Testo proposto:
Che vi sia un abuso lo conferma l'avvocato Carmelo Calderone.
Siede in quasi tutte le commissioni tributarie d'Italia, da Trieste a
Messina, e da tempo denuncia le storture del sistema: "La
vessazione è evidente. Nell'ultimo triennio Equitalia nel Lazio ha
attuato l'ipoteca al 69 per cento dei proprietari raggiunti da una
cartella. È così che la bandiera della presunta lotta all'evasione
sventola fiera sui tetti degli immobili ormai diventati di
Equitalia".

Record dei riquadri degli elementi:
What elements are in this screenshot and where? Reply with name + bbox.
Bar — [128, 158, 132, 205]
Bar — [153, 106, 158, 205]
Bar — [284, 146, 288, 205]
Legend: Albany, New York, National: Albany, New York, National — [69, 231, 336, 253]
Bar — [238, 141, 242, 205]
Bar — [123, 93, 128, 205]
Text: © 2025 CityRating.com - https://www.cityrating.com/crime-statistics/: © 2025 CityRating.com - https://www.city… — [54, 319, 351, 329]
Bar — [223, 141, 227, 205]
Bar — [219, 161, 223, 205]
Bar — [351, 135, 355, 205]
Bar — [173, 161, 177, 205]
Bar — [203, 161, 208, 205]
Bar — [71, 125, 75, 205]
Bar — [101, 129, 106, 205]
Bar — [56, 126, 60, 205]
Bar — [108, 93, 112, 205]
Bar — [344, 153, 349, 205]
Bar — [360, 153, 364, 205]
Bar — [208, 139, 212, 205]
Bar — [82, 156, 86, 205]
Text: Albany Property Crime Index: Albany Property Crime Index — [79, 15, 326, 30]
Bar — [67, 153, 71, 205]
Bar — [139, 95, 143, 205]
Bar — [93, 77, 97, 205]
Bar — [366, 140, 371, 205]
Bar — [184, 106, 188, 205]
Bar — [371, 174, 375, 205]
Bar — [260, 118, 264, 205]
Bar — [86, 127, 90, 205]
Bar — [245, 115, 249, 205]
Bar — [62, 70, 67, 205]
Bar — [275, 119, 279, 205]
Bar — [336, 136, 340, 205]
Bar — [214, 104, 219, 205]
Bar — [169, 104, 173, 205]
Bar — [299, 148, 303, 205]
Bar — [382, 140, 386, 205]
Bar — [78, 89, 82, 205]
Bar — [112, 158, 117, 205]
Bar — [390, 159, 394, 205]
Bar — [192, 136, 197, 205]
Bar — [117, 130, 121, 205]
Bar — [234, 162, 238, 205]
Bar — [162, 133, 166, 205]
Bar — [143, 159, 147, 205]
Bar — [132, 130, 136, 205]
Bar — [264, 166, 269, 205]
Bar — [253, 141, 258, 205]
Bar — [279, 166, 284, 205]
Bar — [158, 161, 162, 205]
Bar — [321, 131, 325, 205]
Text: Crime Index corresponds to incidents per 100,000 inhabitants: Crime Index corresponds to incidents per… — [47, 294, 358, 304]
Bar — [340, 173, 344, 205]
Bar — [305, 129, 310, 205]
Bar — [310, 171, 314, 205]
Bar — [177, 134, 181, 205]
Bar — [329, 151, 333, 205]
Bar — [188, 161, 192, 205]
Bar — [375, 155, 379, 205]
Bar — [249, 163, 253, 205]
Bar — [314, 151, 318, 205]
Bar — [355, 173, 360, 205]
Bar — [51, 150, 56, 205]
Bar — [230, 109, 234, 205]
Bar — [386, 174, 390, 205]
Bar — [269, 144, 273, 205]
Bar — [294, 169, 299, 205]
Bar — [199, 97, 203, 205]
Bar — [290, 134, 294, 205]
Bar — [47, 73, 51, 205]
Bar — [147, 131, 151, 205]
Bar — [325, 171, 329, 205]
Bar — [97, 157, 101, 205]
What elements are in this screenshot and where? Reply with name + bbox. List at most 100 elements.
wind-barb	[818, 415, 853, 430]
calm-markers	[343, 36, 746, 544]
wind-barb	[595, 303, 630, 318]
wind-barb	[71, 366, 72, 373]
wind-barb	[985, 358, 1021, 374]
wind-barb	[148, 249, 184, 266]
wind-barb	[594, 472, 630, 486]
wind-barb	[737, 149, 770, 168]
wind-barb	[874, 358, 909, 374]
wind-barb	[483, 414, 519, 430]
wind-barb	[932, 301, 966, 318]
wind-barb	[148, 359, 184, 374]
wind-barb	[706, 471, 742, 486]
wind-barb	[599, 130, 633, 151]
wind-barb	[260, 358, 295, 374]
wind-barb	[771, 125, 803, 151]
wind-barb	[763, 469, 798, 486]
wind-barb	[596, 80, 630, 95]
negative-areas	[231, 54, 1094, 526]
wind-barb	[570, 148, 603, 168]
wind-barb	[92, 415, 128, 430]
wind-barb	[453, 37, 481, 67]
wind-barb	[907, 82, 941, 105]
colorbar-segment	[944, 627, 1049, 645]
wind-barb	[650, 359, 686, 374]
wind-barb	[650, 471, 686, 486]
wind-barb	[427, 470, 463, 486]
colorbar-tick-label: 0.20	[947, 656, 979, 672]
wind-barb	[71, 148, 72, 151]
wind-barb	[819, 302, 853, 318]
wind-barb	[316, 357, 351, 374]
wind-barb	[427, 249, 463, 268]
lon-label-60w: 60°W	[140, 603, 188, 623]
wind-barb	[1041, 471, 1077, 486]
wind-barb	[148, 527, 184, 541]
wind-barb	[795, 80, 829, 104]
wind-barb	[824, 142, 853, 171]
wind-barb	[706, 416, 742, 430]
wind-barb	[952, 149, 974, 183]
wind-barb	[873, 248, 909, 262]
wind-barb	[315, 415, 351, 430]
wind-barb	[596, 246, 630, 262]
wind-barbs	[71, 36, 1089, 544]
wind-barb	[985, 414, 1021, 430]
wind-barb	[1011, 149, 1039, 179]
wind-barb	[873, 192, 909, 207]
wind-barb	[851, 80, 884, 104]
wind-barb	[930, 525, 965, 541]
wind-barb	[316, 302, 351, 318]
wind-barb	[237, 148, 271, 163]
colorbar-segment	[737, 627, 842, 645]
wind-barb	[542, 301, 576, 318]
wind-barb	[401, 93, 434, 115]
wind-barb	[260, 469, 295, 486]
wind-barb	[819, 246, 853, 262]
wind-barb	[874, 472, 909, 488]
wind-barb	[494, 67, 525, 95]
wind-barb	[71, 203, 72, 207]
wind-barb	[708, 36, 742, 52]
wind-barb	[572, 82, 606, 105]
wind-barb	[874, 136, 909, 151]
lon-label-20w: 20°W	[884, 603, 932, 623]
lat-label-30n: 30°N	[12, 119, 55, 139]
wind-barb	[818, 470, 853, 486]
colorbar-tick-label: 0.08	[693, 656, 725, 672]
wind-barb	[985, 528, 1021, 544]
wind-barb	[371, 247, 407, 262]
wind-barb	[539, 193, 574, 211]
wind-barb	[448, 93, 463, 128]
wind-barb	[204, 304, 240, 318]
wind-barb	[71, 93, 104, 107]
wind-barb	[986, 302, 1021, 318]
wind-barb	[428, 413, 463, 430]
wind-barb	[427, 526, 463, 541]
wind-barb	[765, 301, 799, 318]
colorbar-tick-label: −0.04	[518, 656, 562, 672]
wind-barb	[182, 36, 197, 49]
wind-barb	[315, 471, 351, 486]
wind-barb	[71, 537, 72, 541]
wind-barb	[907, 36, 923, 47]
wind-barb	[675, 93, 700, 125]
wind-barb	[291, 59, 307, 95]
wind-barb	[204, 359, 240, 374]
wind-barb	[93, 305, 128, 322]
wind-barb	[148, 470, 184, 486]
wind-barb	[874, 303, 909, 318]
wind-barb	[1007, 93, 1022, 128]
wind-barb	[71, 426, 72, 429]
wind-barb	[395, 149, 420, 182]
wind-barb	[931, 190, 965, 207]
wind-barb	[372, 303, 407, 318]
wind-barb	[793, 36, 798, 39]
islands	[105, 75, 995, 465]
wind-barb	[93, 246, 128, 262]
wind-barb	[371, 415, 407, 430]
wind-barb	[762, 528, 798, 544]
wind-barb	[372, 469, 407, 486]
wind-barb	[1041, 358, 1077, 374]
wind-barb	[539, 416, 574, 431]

Compiti da svolgere:
#1 Le seguenti affermazioni concordano con il brano sulle ipoteche di Equitalia? Rispondi sì o no a ciascuna, citando alla lettera le parole del brano che lo stabiliscono.
(a) L'avvocato Calderone siede soltanto nelle commissioni tributarie del Lazio.
(b) Nell'ultimo triennio Equitalia nel Lazio ha attuato l'ipoteca al 69 per cento dei proprietari raggiunti da una cartella.
(c) Calderone ha cominciato solo di recente a denunciare le storture del sistema.
#2 Quali nomi di luoghi geografici compaiono nel brano sulle ipoteche di Equitalia? Elencali tutti.
#3 Prosegui il brano sulle ipoteche di Equitalia dal punto in cui si interrompe, cioè dopo la citazione dell'avvocato Calderone.

Soluzioni:
#1
(a) No: "Siede in quasi tutte le commissioni tributarie d'Italia, da Trieste a Messina".
(b) Sì: "Nell'ultimo triennio Equitalia nel Lazio ha attuato l'ipoteca al 69 per cento dei proprietari raggiunti da una cartella".
(c) No: "da tempo denuncia le storture del sistema".

#2 Italia, Trieste, Messina, Lazio

#3
La piovra di Stato Il fatto è che per
sopravvivere la piovra Equitalia deve fare budget. E per riuscirci
non guarda in faccia nessuno. Al Capone e la vecchietta con 500 euro
di pensione che non è riuscita a pagare la tassa immondizie per loro
sono la stessa cosa. "Lo dice la legge", ripetono ai call
center. È vero, è una società pubblica (51 per cento di proprietà
della Agenzia delle entrate, 49 dell'Inps). Un baraccone all'italiana
con 8 mila dipendenti, come un ministero, che ha raccolto i rami
secchi del vecchio sistema di riscossione privato abrogato nel 2005
dal ministro Vincenzo Visco. Per mandarlo avanti l'unico introito
sono proprio le cartelle esattoriali. Su ogni debito contestato, alla
società spetta il cosiddetto aggio, ovvero un interesse del 9 per
cento. Una specie di gabella che si calcola sull'importo già
maggiorato dalle sanzioni e non sul debito reale che il cittadino ha
contratto. Significa che più cartelle spediscono, più notifiche
mandano, più avvisi recapitano e più incassi fanno.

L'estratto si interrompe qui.